#### Data for the task

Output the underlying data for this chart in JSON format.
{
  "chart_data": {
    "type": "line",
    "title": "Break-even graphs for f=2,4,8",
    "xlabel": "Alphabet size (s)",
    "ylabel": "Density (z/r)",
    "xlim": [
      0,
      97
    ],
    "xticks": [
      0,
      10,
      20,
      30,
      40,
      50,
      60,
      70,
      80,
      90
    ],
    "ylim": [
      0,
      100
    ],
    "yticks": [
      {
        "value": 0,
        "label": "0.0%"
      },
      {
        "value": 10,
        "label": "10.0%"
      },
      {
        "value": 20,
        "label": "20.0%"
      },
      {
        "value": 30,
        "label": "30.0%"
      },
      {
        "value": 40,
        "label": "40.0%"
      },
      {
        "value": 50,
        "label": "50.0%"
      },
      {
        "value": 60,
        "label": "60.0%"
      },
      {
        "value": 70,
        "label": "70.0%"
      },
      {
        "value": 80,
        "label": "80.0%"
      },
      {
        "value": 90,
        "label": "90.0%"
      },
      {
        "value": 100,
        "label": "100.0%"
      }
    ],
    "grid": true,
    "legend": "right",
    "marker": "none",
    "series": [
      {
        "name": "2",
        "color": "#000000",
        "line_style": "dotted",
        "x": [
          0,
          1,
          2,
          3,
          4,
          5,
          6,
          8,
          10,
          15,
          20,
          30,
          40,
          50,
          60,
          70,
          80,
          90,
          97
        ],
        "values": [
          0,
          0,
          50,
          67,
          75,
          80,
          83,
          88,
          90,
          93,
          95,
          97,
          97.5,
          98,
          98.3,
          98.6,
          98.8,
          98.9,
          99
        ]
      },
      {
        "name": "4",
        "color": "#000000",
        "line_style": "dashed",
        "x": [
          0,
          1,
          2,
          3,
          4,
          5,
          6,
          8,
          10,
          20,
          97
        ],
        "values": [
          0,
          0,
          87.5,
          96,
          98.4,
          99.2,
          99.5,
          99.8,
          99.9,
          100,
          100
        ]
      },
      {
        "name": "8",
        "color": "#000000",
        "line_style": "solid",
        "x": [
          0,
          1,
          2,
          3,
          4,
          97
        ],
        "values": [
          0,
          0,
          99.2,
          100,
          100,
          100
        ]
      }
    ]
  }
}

########

▶ [Task directions]: Each record above should be repeated exactly as it appears.

▶ [Written solution]:
Output the underlying data for this chart in JSON format.
{
  "chart_data": {
    "type": "line",
    "title": "Break-even graphs for f=2,4,8",
    "xlabel": "Alphabet size (s)",
    "ylabel": "Density (z/r)",
    "xlim": [
      0,
      97
    ],
    "xticks": [
      0,
      10,
      20,
      30,
      40,
      50,
      60,
      70,
      80,
      90
    ],
    "ylim": [
      0,
      100
    ],
    "yticks": [
      {
        "value": 0,
        "label": "0.0%"
      },
      {
        "value": 10,
        "label": "10.0%"
      },
      {
        "value": 20,
        "label": "20.0%"
      },
      {
        "value": 30,
        "label": "30.0%"
      },
      {
        "value": 40,
        "label": "40.0%"
      },
      {
        "value": 50,
        "label": "50.0%"
      },
      {
        "value": 60,
        "label": "60.0%"
      },
      {
        "value": 70,
        "label": "70.0%"
      },
      {
        "value": 80,
        "label": "80.0%"
      },
      {
        "value": 90,
        "label": "90.0%"
      },
      {
        "value": 100,
        "label": "100.0%"
      }
    ],
    "grid": true,
    "legend": "right",
    "marker": "none",
    "series": [
      {
        "name": "2",
        "color": "#000000",
        "line_style": "dotted",
        "x": [
          0,
          1,
          2,
          3,
          4,
          5,
          6,
          8,
          10,
          15,
          20,
          30,
          40,
          50,
          60,
          70,
          80,
          90,
          97
        ],
        "values": [
          0,
          0,
          50,
          67,
          75,
          80,
          83,
          88,
          90,
          93,
          95,
          97,
          97.5,
          98,
          98.3,
          98.6,
          98.8,
          98.9,
          99
        ]
      },
      {
        "name": "4",
        "color": "#000000",
        "line_style": "dashed",
        "x": [
          0,
          1,
          2,
          3,
          4,
          5,
          6,
          8,
          10,
          20,
          97
        ],
        "values": [
          0,
          0,
          87.5,
          96,
          98.4,
          99.2,
          99.5,
          99.8,
          99.9,
          100,
          100
        ]
      },
      {
        "name": "8",
        "color": "#000000",
        "line_style": "solid",
        "x": [
          0,
          1,
          2,
          3,
          4,
          97
        ],
        "values": [
          0,
          0,
          99.2,
          100,
          100,
          100
        ]
      }
    ]
  }
}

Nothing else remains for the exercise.